Instruction:
Pull out every line of the material below that contains the string "expression".

Data in this exercise:
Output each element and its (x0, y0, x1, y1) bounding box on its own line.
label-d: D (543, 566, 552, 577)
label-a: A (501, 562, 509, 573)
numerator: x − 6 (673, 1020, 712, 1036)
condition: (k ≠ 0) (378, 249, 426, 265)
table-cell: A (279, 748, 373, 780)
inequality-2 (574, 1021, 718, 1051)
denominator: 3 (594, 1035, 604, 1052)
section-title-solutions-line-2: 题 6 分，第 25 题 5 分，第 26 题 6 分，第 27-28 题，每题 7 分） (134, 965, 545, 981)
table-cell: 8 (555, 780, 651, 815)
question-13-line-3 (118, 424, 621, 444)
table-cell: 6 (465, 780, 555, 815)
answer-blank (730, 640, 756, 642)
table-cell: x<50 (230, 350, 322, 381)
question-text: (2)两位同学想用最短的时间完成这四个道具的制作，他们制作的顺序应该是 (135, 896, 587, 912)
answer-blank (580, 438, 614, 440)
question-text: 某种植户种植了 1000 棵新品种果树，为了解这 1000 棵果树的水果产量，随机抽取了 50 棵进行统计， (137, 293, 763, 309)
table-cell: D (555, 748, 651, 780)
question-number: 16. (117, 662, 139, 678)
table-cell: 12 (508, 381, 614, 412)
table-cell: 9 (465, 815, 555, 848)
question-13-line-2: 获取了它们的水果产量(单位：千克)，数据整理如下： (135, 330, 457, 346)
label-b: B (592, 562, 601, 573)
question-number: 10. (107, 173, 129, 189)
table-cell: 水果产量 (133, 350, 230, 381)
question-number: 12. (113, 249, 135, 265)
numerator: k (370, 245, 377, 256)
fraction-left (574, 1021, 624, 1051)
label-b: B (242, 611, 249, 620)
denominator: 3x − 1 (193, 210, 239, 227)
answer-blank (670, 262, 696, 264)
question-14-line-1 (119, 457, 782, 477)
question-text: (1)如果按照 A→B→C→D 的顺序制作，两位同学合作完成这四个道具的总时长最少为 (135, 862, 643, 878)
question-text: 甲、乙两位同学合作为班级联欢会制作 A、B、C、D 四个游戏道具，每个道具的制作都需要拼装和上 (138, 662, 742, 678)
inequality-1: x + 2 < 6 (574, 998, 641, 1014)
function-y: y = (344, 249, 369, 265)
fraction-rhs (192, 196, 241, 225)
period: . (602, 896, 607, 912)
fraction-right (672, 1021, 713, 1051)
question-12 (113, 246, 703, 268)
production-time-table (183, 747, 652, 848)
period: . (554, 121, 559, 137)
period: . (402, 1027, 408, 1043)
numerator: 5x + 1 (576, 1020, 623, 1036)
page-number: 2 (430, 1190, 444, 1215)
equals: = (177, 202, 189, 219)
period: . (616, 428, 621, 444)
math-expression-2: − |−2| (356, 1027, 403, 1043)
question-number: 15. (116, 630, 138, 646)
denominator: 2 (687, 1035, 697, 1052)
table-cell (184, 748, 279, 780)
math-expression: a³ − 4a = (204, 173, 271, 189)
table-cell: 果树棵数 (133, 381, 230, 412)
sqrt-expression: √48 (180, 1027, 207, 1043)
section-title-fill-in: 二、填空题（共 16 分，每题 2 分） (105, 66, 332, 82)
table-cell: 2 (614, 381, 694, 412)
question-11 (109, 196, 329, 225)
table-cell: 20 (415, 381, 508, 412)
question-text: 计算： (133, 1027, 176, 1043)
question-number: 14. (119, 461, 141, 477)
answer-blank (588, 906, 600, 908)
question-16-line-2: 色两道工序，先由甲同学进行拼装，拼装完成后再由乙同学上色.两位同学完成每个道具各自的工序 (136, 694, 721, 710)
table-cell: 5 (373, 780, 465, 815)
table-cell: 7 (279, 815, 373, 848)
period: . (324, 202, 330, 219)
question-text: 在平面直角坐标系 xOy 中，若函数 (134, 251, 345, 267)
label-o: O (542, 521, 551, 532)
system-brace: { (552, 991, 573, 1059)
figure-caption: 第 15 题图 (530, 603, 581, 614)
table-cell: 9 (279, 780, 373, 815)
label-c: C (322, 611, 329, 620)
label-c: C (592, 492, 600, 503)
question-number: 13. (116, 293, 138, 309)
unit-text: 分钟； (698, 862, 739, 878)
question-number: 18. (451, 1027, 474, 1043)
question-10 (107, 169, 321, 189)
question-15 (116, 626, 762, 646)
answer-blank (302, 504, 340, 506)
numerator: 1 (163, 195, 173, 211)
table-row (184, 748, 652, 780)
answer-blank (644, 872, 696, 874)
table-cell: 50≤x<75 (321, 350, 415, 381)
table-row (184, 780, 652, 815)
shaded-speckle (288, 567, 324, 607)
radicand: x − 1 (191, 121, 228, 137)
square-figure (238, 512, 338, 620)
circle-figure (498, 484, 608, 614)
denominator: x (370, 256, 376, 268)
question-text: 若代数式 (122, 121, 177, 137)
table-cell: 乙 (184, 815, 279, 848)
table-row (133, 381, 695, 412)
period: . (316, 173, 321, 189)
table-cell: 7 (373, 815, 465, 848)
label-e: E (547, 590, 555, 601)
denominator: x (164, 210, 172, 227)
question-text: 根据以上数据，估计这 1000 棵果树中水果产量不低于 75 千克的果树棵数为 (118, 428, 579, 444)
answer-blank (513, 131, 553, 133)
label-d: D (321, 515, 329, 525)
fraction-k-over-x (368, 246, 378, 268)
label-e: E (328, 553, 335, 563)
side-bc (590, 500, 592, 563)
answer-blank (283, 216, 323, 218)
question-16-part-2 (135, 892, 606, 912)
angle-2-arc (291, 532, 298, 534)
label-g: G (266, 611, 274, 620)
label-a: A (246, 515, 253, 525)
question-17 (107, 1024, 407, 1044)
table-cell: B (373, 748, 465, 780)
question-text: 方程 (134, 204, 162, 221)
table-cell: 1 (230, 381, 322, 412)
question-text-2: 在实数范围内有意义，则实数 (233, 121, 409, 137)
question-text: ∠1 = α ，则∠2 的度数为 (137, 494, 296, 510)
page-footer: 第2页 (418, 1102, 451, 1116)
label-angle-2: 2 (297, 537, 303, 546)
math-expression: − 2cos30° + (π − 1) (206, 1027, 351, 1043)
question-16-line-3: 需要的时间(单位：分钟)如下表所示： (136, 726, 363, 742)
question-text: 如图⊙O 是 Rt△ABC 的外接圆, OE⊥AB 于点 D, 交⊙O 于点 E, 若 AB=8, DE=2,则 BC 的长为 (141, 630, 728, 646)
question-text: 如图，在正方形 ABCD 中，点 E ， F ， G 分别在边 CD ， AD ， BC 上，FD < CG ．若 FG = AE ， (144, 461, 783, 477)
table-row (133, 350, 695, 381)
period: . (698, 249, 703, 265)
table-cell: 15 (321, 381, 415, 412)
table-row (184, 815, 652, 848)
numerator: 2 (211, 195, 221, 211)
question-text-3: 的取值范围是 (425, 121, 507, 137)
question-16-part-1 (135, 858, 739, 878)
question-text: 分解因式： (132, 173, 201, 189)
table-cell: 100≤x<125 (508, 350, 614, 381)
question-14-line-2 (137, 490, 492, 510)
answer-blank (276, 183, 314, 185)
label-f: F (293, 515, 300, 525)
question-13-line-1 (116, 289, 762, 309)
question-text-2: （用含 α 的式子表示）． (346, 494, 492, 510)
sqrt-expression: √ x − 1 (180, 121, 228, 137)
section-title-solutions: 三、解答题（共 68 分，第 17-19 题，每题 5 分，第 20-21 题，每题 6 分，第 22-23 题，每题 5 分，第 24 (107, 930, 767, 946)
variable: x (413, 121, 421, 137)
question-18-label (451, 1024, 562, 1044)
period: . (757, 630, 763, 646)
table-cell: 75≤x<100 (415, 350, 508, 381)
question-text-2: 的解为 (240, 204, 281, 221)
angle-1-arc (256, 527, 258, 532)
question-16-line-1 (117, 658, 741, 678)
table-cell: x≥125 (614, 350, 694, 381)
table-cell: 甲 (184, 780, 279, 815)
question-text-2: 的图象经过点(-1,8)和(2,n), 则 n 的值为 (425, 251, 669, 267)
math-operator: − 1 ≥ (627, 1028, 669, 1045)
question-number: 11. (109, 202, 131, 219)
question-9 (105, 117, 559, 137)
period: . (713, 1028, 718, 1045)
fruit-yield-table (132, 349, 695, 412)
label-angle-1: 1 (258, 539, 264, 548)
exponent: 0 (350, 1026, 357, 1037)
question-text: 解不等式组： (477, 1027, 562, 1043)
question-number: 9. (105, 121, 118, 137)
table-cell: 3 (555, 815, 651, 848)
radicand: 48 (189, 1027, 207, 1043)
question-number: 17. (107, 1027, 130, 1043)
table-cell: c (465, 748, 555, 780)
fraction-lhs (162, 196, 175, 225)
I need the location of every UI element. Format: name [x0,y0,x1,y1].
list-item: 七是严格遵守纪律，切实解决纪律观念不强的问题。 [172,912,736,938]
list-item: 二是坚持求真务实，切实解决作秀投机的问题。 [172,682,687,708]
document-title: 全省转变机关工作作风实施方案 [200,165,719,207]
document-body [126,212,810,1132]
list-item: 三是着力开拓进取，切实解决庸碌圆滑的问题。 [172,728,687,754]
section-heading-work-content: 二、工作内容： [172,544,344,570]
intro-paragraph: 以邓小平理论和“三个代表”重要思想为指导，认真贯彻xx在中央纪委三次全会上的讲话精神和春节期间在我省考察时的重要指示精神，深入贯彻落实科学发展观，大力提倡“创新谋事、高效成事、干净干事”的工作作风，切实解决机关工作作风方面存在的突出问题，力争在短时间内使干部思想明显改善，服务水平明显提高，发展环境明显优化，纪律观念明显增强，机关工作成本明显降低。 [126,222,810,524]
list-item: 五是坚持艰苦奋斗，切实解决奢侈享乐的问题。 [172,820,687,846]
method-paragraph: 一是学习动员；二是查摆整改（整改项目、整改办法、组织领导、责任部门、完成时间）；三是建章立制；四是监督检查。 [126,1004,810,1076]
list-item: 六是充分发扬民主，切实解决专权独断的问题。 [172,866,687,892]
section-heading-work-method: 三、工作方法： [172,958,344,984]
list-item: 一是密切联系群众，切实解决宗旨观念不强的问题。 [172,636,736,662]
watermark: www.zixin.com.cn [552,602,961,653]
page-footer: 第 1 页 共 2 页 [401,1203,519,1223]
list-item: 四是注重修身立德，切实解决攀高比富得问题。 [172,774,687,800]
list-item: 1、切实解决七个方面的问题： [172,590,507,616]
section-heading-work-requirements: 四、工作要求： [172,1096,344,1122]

Complete output:
math-expression-2: − |−2| (356, 1027, 403, 1043)
math-expression: a³ − 4a = (204, 173, 271, 189)
sqrt-expression: √48 (180, 1027, 207, 1043)
math-expression: − 2cos30° + (π − 1) (206, 1027, 351, 1043)
sqrt-expression: √ x − 1 (180, 121, 228, 137)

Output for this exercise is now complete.